-- Data items --
.....

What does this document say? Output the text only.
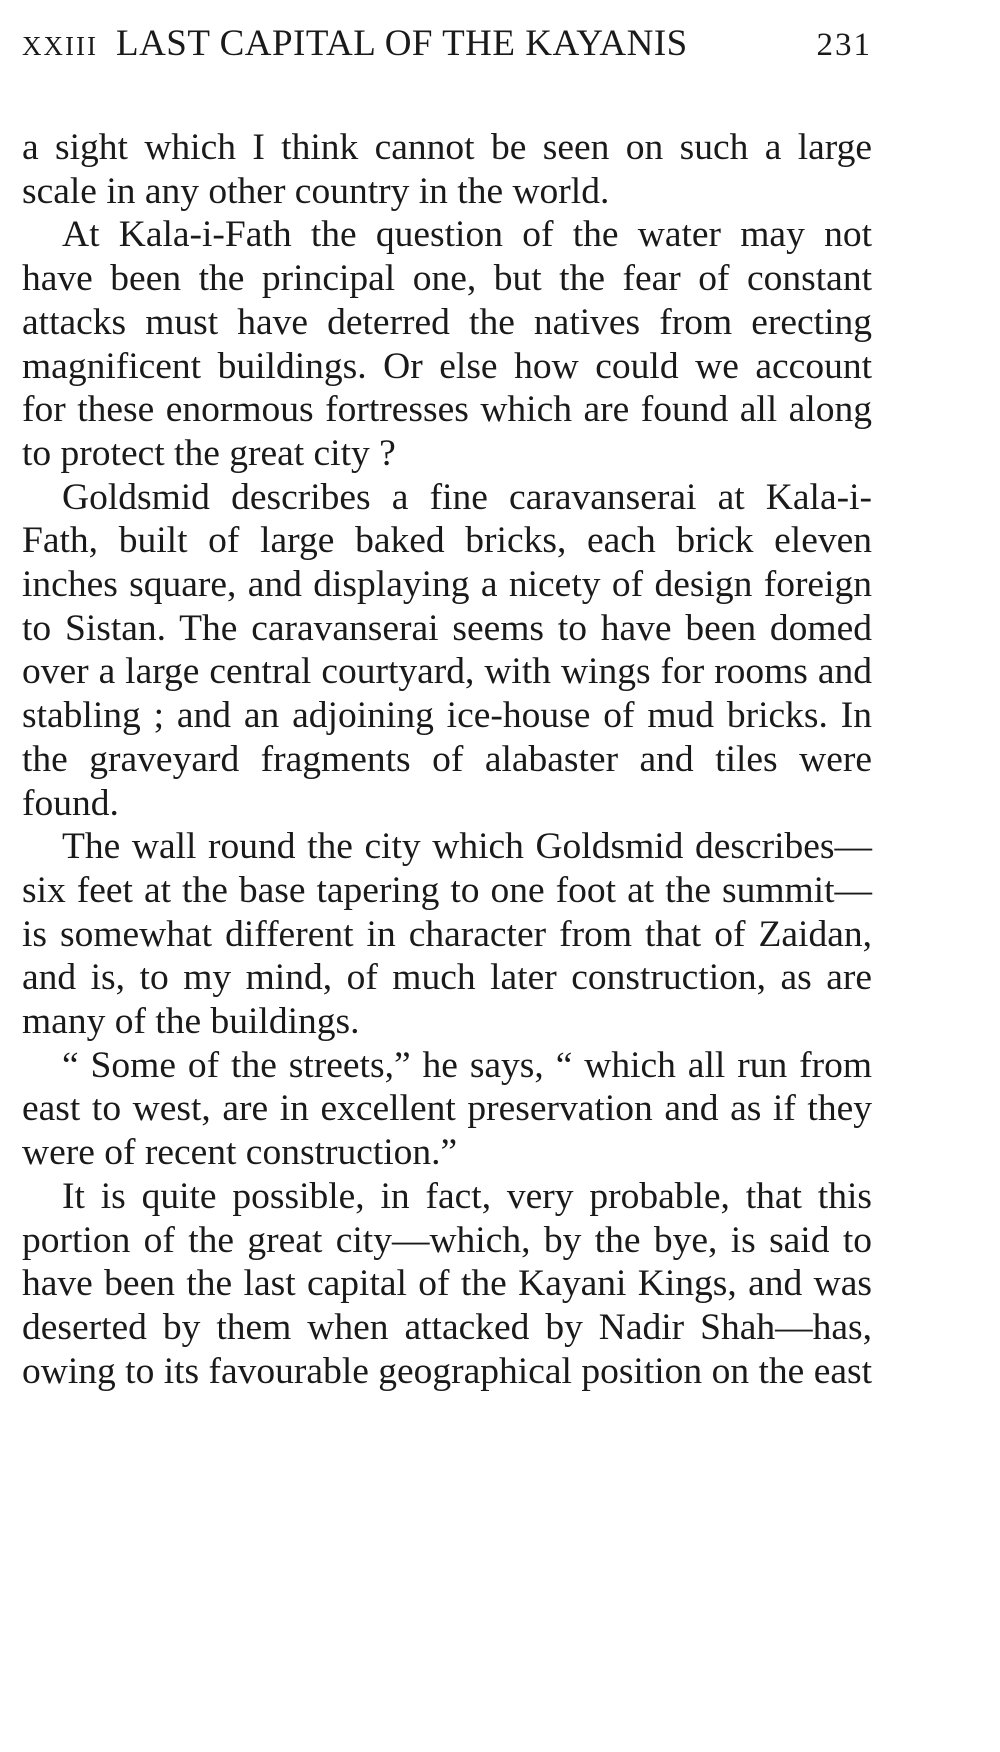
XXIII LAST CAPITAL OF THE KAYANIS	231

a sight which I think cannot be seen on such a large scale in any other country in the world.

At Kala-i-Fath the question of the water may not have been the principal one, but the fear of constant attacks must have deterred the natives from erecting magnificent buildings. Or else how could we account for these enormous fortresses which are found all along to protect the great city ?

Goldsmid describes a fine caravanserai at Kala-i-Fath, built of large baked bricks, each brick eleven inches square, and displaying a nicety of design foreign to Sistan. The caravanserai seems to have been domed over a large central courtyard, with wings for rooms and stabling ; and an adjoining ice-house of mud bricks. In the graveyard fragments of alabaster and tiles were found.

The wall round the city which Goldsmid describes—six feet at the base tapering to one foot at the summit—is somewhat different in character from that of Zaidan, and is, to my mind, of much later construction, as are many of the buildings.

“ Some of the streets,” he says, “ which all run from east to west, are in excellent preservation and as if they were of recent construction.”

It is quite possible, in fact, very probable, that this portion of the great city—which, by the bye, is said to have been the last capital of the Kayani Kings, and was deserted by them when attacked by Nadir Shah—has, owing to its favourable geographical position on the east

.....

-- Directions for this task --
Reproduce all of the entries word for word, skipping any pictures they hold.

-- Response below --
What does this document say? Output the text only.
XXIII LAST CAPITAL OF THE KAYANIS	231

a sight which I think cannot be seen on such a large scale in any other country in the world.

At Kala-i-Fath the question of the water may not have been the principal one, but the fear of constant attacks must have deterred the natives from erecting magnificent buildings. Or else how could we account for these enormous fortresses which are found all along to protect the great city ?

Goldsmid describes a fine caravanserai at Kala-i-Fath, built of large baked bricks, each brick eleven inches square, and displaying a nicety of design foreign to Sistan. The caravanserai seems to have been domed over a large central courtyard, with wings for rooms and stabling ; and an adjoining ice-house of mud bricks. In the graveyard fragments of alabaster and tiles were found.

The wall round the city which Goldsmid describes—six feet at the base tapering to one foot at the summit—is somewhat different in character from that of Zaidan, and is, to my mind, of much later construction, as are many of the buildings.

“ Some of the streets,” he says, “ which all run from east to west, are in excellent preservation and as if they were of recent construction.”

It is quite possible, in fact, very probable, that this portion of the great city—which, by the bye, is said to have been the last capital of the Kayani Kings, and was deserted by them when attacked by Nadir Shah—has, owing to its favourable geographical position on the east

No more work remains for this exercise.